# [BRIEF]
Set the data down again, exactly as it reads, but without the pictures.

▼▼▼

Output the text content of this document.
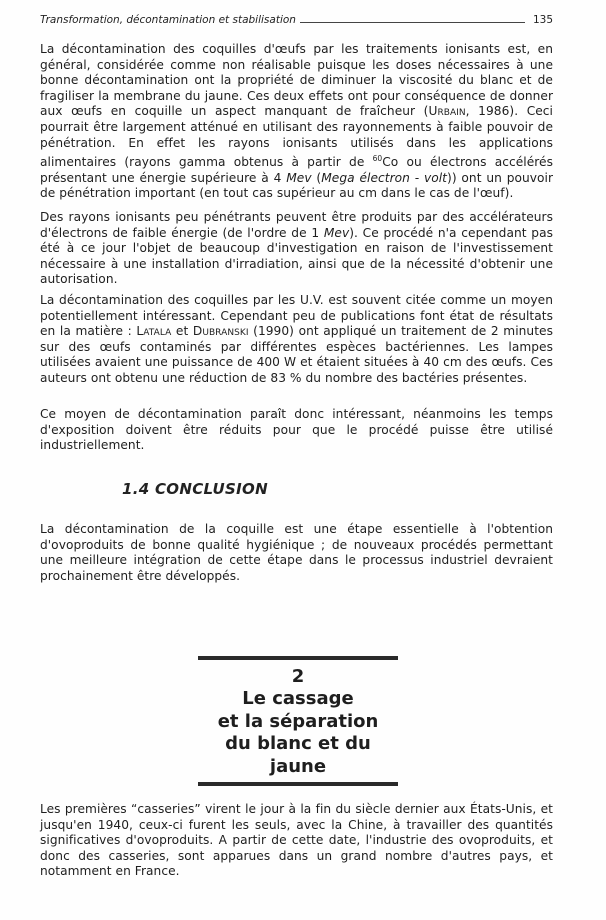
Transformation, décontamination et stabilisation	135

La décontamination des coquilles d'œufs par les traitements ionisants est, en général, considérée comme non réalisable puisque les doses nécessaires à une bonne décontamination ont la propriété de diminuer la viscosité du blanc et de fragiliser la membrane du jaune. Ces deux effets ont pour conséquence de donner aux œufs en coquille un aspect manquant de fraîcheur (Urbain, 1986). Ceci pourrait être largement atténué en utilisant des rayonnements à faible pouvoir de pénétration. En effet les rayons ionisants utilisés dans les applications alimentaires (rayons gamma obtenus à partir de $^{60}$Co ou électrons accélérés présentant une énergie supérieure à 4 Mev (Mega électron - volt)) ont un pouvoir de pénétration important (en tout cas supérieur au cm dans le cas de l'œuf).

Des rayons ionisants peu pénétrants peuvent être produits par des accélérateurs d'électrons de faible énergie (de l'ordre de 1 Mev). Ce procédé n'a cependant pas été à ce jour l'objet de beaucoup d'investigation en raison de l'investissement nécessaire à une installation d'irradiation, ainsi que de la nécessité d'obtenir une autorisation.

La décontamination des coquilles par les U.V. est souvent citée comme un moyen potentiellement intéressant. Cependant peu de publications font état de résultats en la matière : Latala et Dubranski (1990) ont appliqué un traitement de 2 minutes sur des œufs contaminés par différentes espèces bactériennes. Les lampes utilisées avaient une puissance de 400 W et étaient situées à 40 cm des œufs. Ces auteurs ont obtenu une réduction de 83 % du nombre des bactéries présentes.

Ce moyen de décontamination paraît donc intéressant, néanmoins les temps d'exposition doivent être réduits pour que le procédé puisse être utilisé industriellement.

1.4 CONCLUSION

La décontamination de la coquille est une étape essentielle à l'obtention d'ovoproduits de bonne qualité hygiénique ; de nouveaux procédés permettant une meilleure intégration de cette étape dans le processus industriel devraient prochainement être développés.

2
Le cassage
et la séparation
du blanc et du jaune

Les premières “casseries” virent le jour à la fin du siècle dernier aux États-Unis, et jusqu'en 1940, ceux-ci furent les seuls, avec la Chine, à travailler des quantités significatives d'ovoproduits. A partir de cette date, l'industrie des ovoproduits, et donc des casseries, sont apparues dans un grand nombre d'autres pays, et notamment en France.
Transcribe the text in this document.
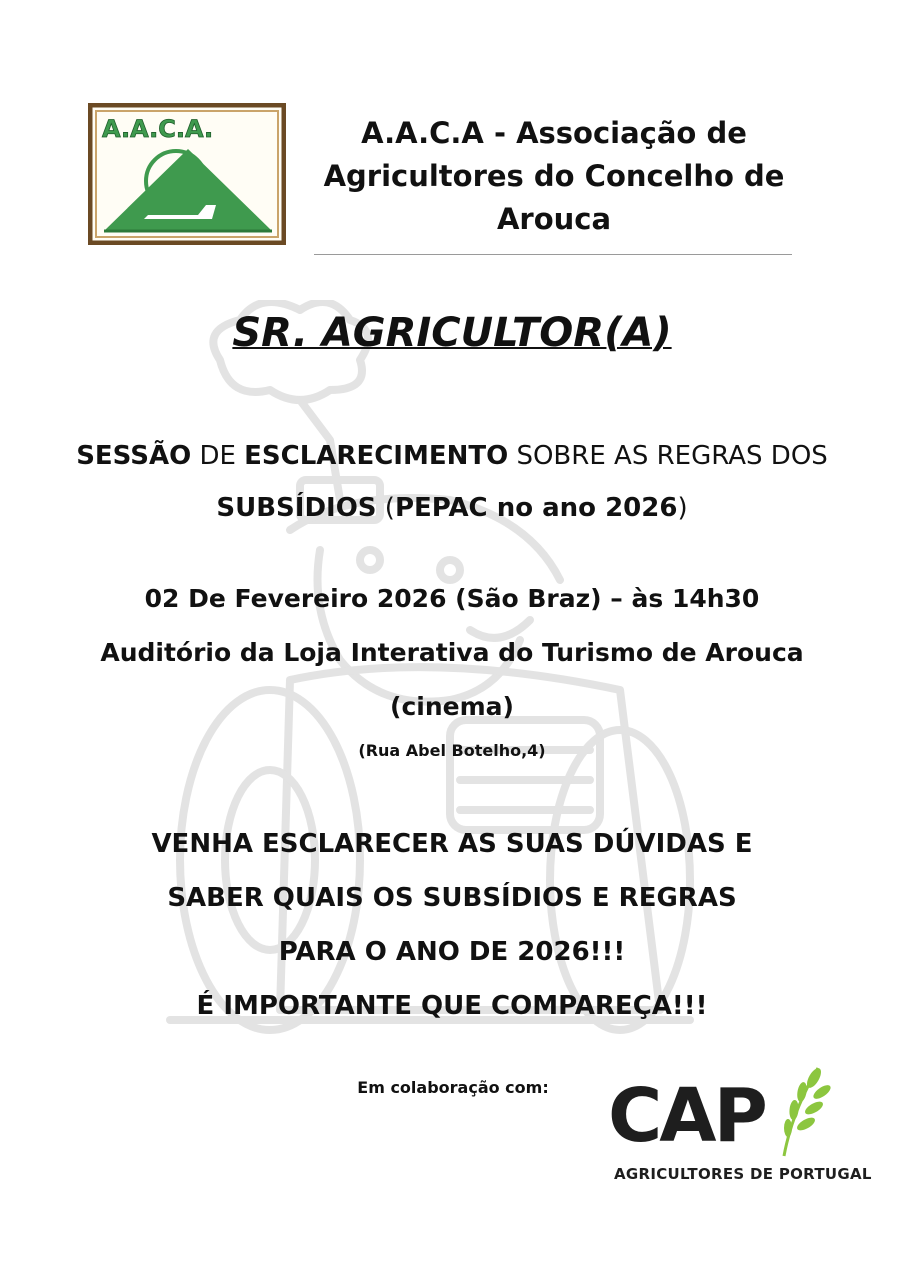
A.A.C.A.	A.A.C.A - Associação de Agricultores do Concelho de Arouca
SR. AGRICULTOR(A)
SESSÃO DE ESCLARECIMENTO SOBRE AS REGRAS DOS SUBSÍDIOS (PEPAC no ano 2026)
02 De Fevereiro 2026 (São Braz) – às 14h30
Auditório da Loja Interativa do Turismo de Arouca (cinema)
(Rua Abel Botelho,4)
VENHA ESCLARECER AS SUAS DÚVIDAS E
SABER QUAIS OS SUBSÍDIOS E REGRAS
PARA O ANO DE 2026!!!
É IMPORTANTE QUE COMPAREÇA!!!
Em colaboração com: CAP
AGRICULTORES DE PORTUGAL
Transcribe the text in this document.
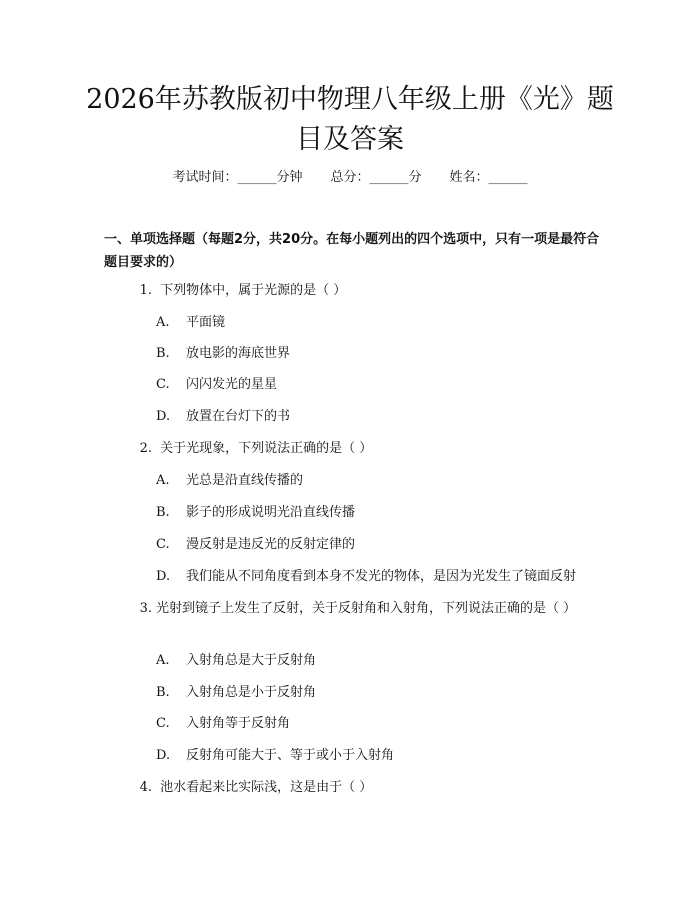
2026年苏教版初中物理八年级上册《光》题
目及答案
考试时间：______分钟 总分：______分 姓名：______
一、单项选择题（每题2分，共20分。在每小题列出的四个选项中，只有一项是最符合题目要求的）
1. 下列物体中，属于光源的是（ ）
A. 平面镜
B. 放电影的海底世界
C. 闪闪发光的星星
D. 放置在台灯下的书
2. 关于光现象，下列说法正确的是（ ）
A. 光总是沿直线传播的
B. 影子的形成说明光沿直线传播
C. 漫反射是违反光的反射定律的
D. 我们能从不同角度看到本身不发光的物体，是因为光发生了镜面反射
3. 光射到镜子上发生了反射，关于反射角和入射角，下列说法正确的是（ ）
A. 入射角总是大于反射角
B. 入射角总是小于反射角
C. 入射角等于反射角
D. 反射角可能大于、等于或小于入射角
4. 池水看起来比实际浅，这是由于（ ）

▲▲▲

# [EXERCISE OUTPUT]
Output the text content of this document.
Transformation, décontamination et stabilisation	135

La décontamination des coquilles d'œufs par les traitements ionisants est, en général, considérée comme non réalisable puisque les doses nécessaires à une bonne décontamination ont la propriété de diminuer la viscosité du blanc et de fragiliser la membrane du jaune. Ces deux effets ont pour conséquence de donner aux œufs en coquille un aspect manquant de fraîcheur (Urbain, 1986). Ceci pourrait être largement atténué en utilisant des rayonnements à faible pouvoir de pénétration. En effet les rayons ionisants utilisés dans les applications alimentaires (rayons gamma obtenus à partir de $^{60}$Co ou électrons accélérés présentant une énergie supérieure à 4 Mev (Mega électron - volt)) ont un pouvoir de pénétration important (en tout cas supérieur au cm dans le cas de l'œuf).

Des rayons ionisants peu pénétrants peuvent être produits par des accélérateurs d'électrons de faible énergie (de l'ordre de 1 Mev). Ce procédé n'a cependant pas été à ce jour l'objet de beaucoup d'investigation en raison de l'investissement nécessaire à une installation d'irradiation, ainsi que de la nécessité d'obtenir une autorisation.

La décontamination des coquilles par les U.V. est souvent citée comme un moyen potentiellement intéressant. Cependant peu de publications font état de résultats en la matière : Latala et Dubranski (1990) ont appliqué un traitement de 2 minutes sur des œufs contaminés par différentes espèces bactériennes. Les lampes utilisées avaient une puissance de 400 W et étaient situées à 40 cm des œufs. Ces auteurs ont obtenu une réduction de 83 % du nombre des bactéries présentes.

Ce moyen de décontamination paraît donc intéressant, néanmoins les temps d'exposition doivent être réduits pour que le procédé puisse être utilisé industriellement.

1.4 CONCLUSION

La décontamination de la coquille est une étape essentielle à l'obtention d'ovoproduits de bonne qualité hygiénique ; de nouveaux procédés permettant une meilleure intégration de cette étape dans le processus industriel devraient prochainement être développés.

2
Le cassage
et la séparation
du blanc et du jaune

Les premières “casseries” virent le jour à la fin du siècle dernier aux États-Unis, et jusqu'en 1940, ceux-ci furent les seuls, avec la Chine, à travailler des quantités significatives d'ovoproduits. A partir de cette date, l'industrie des ovoproduits, et donc des casseries, sont apparues dans un grand nombre d'autres pays, et notamment en France.
Transcribe the text in this document.
A.A.C.A.	A.A.C.A - Associação de Agricultores do Concelho de Arouca
SR. AGRICULTOR(A)
SESSÃO DE ESCLARECIMENTO SOBRE AS REGRAS DOS SUBSÍDIOS (PEPAC no ano 2026)
02 De Fevereiro 2026 (São Braz) – às 14h30
Auditório da Loja Interativa do Turismo de Arouca (cinema)
(Rua Abel Botelho,4)
VENHA ESCLARECER AS SUAS DÚVIDAS E
SABER QUAIS OS SUBSÍDIOS E REGRAS
PARA O ANO DE 2026!!!
É IMPORTANTE QUE COMPAREÇA!!!
Em colaboração com: CAP
AGRICULTORES DE PORTUGAL
Transcribe the text in this document.
2026年苏教版初中物理八年级上册《光》题
目及答案
考试时间：______分钟 总分：______分 姓名：______
一、单项选择题（每题2分，共20分。在每小题列出的四个选项中，只有一项是最符合题目要求的）
1. 下列物体中，属于光源的是（ ）
A. 平面镜
B. 放电影的海底世界
C. 闪闪发光的星星
D. 放置在台灯下的书
2. 关于光现象，下列说法正确的是（ ）
A. 光总是沿直线传播的
B. 影子的形成说明光沿直线传播
C. 漫反射是违反光的反射定律的
D. 我们能从不同角度看到本身不发光的物体，是因为光发生了镜面反射
3. 光射到镜子上发生了反射，关于反射角和入射角，下列说法正确的是（ ）
A. 入射角总是大于反射角
B. 入射角总是小于反射角
C. 入射角等于反射角
D. 反射角可能大于、等于或小于入射角
4. 池水看起来比实际浅，这是由于（ ）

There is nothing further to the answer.